── Extracted data ──
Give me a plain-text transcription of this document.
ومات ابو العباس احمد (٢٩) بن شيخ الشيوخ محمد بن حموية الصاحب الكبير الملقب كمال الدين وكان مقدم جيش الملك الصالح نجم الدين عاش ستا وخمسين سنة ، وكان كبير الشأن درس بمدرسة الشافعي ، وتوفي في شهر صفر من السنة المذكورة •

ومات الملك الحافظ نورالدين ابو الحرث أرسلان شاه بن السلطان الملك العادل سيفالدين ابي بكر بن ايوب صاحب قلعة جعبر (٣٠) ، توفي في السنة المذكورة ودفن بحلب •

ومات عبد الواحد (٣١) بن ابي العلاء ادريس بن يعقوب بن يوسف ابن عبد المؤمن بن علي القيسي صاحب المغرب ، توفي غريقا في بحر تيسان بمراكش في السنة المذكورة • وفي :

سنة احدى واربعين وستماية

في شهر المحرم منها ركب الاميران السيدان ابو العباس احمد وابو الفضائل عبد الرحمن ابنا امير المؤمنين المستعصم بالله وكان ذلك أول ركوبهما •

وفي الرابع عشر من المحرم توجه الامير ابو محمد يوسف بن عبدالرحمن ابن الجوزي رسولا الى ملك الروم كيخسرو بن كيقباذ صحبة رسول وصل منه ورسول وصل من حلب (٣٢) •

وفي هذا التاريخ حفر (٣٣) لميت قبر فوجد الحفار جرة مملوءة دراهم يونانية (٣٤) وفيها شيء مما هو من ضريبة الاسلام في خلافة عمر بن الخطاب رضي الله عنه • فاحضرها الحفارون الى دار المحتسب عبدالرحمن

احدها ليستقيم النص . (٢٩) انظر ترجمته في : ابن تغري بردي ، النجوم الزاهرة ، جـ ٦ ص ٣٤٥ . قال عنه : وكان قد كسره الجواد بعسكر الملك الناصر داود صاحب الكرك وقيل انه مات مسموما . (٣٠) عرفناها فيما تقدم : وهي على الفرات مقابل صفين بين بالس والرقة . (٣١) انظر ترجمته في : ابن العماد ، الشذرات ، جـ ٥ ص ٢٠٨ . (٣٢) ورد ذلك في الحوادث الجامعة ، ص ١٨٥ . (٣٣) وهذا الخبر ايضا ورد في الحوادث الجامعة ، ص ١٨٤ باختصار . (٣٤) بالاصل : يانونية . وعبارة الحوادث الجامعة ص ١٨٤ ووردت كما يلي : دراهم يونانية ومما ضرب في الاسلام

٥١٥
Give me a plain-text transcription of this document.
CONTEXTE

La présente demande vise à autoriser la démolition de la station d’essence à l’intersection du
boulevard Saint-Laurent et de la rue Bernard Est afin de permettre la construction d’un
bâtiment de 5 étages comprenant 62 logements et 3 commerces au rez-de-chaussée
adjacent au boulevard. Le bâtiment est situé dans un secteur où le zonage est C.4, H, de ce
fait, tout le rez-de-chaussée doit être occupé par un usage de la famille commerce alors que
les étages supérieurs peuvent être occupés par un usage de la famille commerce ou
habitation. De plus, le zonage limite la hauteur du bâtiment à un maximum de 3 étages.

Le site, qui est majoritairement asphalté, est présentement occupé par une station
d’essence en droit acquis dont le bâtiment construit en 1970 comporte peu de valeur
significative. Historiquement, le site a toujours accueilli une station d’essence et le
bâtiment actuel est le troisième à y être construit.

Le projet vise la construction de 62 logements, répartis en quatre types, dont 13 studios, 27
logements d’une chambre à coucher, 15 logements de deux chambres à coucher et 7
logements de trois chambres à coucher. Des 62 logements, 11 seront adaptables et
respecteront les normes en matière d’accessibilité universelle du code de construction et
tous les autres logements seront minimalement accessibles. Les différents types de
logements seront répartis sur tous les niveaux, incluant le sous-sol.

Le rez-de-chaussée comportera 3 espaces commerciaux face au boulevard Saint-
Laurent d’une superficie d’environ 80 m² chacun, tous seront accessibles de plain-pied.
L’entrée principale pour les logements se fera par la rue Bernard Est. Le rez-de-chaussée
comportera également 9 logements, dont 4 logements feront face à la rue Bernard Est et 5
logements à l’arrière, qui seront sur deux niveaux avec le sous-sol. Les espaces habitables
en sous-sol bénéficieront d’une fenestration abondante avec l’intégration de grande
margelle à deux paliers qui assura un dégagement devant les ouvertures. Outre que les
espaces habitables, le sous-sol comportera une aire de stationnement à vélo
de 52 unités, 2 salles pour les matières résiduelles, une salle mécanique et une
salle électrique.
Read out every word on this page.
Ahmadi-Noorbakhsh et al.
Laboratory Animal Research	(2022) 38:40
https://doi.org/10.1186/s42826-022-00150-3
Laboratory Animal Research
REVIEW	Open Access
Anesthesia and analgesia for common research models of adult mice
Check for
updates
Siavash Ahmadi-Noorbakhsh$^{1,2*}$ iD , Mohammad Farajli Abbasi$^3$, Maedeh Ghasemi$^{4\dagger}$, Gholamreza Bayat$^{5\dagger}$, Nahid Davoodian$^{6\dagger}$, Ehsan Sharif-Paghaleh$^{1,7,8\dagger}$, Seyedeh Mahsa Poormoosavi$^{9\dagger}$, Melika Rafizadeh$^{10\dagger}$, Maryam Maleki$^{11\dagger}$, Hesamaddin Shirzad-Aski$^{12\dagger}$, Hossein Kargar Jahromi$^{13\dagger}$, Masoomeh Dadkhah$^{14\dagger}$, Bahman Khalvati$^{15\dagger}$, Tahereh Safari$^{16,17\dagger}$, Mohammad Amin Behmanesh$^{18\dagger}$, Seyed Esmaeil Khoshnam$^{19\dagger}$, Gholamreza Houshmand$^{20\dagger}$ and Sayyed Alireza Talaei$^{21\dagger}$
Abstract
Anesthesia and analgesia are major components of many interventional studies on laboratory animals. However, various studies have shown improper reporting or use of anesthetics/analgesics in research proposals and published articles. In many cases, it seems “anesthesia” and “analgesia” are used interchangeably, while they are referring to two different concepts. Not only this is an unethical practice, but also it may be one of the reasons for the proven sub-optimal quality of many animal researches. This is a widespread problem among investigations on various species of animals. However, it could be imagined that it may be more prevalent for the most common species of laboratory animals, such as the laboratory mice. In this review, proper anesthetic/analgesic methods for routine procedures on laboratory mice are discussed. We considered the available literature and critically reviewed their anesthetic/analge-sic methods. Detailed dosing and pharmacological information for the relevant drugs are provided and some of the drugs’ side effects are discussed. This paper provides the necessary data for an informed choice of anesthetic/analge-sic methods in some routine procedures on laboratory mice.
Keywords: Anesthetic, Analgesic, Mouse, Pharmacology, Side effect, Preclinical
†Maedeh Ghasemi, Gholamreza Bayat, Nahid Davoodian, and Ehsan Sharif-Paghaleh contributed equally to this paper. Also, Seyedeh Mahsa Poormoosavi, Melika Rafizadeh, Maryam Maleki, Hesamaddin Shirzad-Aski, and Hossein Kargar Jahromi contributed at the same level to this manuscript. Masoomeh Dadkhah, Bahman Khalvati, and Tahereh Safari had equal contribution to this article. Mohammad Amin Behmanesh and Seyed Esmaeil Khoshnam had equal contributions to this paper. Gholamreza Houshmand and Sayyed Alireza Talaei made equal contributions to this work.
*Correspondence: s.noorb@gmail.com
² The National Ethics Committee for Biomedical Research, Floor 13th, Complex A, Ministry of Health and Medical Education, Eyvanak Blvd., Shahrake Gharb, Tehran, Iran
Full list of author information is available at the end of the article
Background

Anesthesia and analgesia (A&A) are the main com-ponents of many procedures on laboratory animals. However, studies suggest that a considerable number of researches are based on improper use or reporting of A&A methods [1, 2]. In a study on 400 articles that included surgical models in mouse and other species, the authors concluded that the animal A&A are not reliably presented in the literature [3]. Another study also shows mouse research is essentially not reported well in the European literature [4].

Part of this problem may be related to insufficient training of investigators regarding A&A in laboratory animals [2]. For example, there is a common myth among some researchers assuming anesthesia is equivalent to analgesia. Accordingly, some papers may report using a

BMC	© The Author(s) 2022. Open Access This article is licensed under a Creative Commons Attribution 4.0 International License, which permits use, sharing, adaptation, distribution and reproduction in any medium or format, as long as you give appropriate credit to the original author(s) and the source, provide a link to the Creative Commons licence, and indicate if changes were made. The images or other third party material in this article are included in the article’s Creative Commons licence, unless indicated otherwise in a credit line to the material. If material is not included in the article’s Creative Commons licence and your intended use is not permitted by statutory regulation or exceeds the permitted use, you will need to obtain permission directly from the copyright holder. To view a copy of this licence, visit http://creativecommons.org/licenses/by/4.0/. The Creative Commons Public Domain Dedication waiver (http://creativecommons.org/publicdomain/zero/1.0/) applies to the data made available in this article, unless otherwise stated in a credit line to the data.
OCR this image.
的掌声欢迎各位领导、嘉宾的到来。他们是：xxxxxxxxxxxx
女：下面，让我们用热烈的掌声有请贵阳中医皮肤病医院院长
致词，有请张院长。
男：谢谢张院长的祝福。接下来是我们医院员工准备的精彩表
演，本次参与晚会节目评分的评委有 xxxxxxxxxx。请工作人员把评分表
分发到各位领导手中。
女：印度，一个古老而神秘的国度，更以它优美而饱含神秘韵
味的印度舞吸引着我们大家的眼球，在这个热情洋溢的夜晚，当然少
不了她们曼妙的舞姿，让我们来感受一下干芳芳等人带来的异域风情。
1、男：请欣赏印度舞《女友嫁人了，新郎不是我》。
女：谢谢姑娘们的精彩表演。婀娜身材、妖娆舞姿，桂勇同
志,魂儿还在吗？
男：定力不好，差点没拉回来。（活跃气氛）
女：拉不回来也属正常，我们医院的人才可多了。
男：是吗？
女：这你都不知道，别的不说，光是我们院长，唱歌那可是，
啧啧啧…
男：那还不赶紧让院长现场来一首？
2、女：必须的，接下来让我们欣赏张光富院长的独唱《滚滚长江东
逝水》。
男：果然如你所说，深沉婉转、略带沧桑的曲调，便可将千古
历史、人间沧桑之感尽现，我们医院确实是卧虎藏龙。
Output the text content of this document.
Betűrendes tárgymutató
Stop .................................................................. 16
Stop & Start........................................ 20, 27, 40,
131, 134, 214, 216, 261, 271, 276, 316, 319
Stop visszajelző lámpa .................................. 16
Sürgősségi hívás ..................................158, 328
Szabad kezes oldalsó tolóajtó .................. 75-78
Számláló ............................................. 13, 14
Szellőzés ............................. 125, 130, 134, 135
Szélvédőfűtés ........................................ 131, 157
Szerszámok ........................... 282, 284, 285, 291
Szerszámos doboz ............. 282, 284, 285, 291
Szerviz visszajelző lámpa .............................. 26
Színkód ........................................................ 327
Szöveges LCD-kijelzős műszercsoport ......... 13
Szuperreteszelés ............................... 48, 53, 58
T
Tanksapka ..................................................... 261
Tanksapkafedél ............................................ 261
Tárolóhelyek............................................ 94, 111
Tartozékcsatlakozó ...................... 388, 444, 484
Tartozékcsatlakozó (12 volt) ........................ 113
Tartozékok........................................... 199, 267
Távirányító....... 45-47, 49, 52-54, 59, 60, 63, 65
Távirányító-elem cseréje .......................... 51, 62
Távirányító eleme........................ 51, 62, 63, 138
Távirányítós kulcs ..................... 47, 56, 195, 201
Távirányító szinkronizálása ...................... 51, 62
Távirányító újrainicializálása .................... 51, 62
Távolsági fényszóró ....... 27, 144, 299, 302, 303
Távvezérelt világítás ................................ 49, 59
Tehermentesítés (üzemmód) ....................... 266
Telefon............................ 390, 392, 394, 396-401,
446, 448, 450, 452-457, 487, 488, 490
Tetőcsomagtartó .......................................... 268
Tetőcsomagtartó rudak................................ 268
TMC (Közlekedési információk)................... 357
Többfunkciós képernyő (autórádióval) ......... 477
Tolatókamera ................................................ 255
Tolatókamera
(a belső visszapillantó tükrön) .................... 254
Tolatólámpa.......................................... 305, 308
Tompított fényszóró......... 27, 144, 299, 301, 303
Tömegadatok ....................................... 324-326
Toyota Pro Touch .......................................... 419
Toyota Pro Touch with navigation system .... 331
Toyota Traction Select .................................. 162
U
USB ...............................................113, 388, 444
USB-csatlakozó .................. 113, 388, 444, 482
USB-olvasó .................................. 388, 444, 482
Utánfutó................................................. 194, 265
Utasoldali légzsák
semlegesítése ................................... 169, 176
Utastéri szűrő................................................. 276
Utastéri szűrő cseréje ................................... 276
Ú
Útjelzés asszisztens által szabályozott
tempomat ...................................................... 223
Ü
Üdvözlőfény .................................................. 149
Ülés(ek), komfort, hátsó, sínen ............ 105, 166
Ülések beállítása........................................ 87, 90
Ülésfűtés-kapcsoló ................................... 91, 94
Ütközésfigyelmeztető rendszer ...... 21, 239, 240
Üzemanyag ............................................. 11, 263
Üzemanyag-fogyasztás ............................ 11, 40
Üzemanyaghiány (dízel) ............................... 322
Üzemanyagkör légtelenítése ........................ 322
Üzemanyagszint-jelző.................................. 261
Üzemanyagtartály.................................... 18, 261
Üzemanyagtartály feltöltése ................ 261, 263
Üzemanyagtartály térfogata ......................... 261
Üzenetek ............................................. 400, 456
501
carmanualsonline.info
───
Return each line in the records that holds the string "cseréje".

Result for this exercise:
Távirányító-elem cseréje .......................... 51, 62
Utastéri szűrő cseréje ................................... 276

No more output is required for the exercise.